== EXERCISE ==
Below are some records; return each one exactly.

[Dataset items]
....
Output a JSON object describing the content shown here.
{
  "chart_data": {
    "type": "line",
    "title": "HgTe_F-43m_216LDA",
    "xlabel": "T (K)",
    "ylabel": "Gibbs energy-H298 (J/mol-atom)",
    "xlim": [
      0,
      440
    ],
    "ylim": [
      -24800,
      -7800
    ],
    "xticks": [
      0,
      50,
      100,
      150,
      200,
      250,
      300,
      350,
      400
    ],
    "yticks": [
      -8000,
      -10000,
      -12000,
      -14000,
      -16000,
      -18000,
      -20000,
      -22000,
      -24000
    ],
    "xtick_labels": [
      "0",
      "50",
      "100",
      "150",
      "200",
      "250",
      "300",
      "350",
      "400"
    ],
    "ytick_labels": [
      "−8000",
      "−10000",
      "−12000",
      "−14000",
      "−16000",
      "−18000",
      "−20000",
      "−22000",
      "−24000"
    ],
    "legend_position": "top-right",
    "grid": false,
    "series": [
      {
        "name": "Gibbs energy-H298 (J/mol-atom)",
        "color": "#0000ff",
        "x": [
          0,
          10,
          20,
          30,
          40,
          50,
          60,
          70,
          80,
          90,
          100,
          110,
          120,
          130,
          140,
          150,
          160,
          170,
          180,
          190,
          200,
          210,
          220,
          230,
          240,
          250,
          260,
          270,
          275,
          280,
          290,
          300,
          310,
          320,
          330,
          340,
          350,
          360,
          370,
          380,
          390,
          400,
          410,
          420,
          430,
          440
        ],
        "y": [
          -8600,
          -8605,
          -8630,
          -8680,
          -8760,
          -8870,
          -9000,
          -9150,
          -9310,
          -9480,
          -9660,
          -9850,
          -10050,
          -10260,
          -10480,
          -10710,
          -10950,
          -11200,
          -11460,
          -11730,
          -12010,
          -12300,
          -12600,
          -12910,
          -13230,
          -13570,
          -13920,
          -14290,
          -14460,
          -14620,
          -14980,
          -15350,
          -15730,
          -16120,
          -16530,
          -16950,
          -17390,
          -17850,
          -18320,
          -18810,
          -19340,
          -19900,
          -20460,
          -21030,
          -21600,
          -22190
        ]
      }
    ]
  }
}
....
== RESPONSE ==
Output a JSON object describing the content shown here.
{
  "chart_data": {
    "type": "line",
    "title": "HgTe_F-43m_216LDA",
    "xlabel": "T (K)",
    "ylabel": "Gibbs energy-H298 (J/mol-atom)",
    "xlim": [
      0,
      440
    ],
    "ylim": [
      -24800,
      -7800
    ],
    "xticks": [
      0,
      50,
      100,
      150,
      200,
      250,
      300,
      350,
      400
    ],
    "yticks": [
      -8000,
      -10000,
      -12000,
      -14000,
      -16000,
      -18000,
      -20000,
      -22000,
      -24000
    ],
    "xtick_labels": [
      "0",
      "50",
      "100",
      "150",
      "200",
      "250",
      "300",
      "350",
      "400"
    ],
    "ytick_labels": [
      "−8000",
      "−10000",
      "−12000",
      "−14000",
      "−16000",
      "−18000",
      "−20000",
      "−22000",
      "−24000"
    ],
    "legend_position": "top-right",
    "grid": false,
    "series": [
      {
        "name": "Gibbs energy-H298 (J/mol-atom)",
        "color": "#0000ff",
        "x": [
          0,
          10,
          20,
          30,
          40,
          50,
          60,
          70,
          80,
          90,
          100,
          110,
          120,
          130,
          140,
          150,
          160,
          170,
          180,
          190,
          200,
          210,
          220,
          230,
          240,
          250,
          260,
          270,
          275,
          280,
          290,
          300,
          310,
          320,
          330,
          340,
          350,
          360,
          370,
          380,
          390,
          400,
          410,
          420,
          430,
          440
        ],
        "y": [
          -8600,
          -8605,
          -8630,
          -8680,
          -8760,
          -8870,
          -9000,
          -9150,
          -9310,
          -9480,
          -9660,
          -9850,
          -10050,
          -10260,
          -10480,
          -10710,
          -10950,
          -11200,
          -11460,
          -11730,
          -12010,
          -12300,
          -12600,
          -12910,
          -13230,
          -13570,
          -13920,
          -14290,
          -14460,
          -14620,
          -14980,
          -15350,
          -15730,
          -16120,
          -16530,
          -16950,
          -17390,
          -17850,
          -18320,
          -18810,
          -19340,
          -19900,
          -20460,
          -21030,
          -21600,
          -22190
        ]
      }
    ]
  }
}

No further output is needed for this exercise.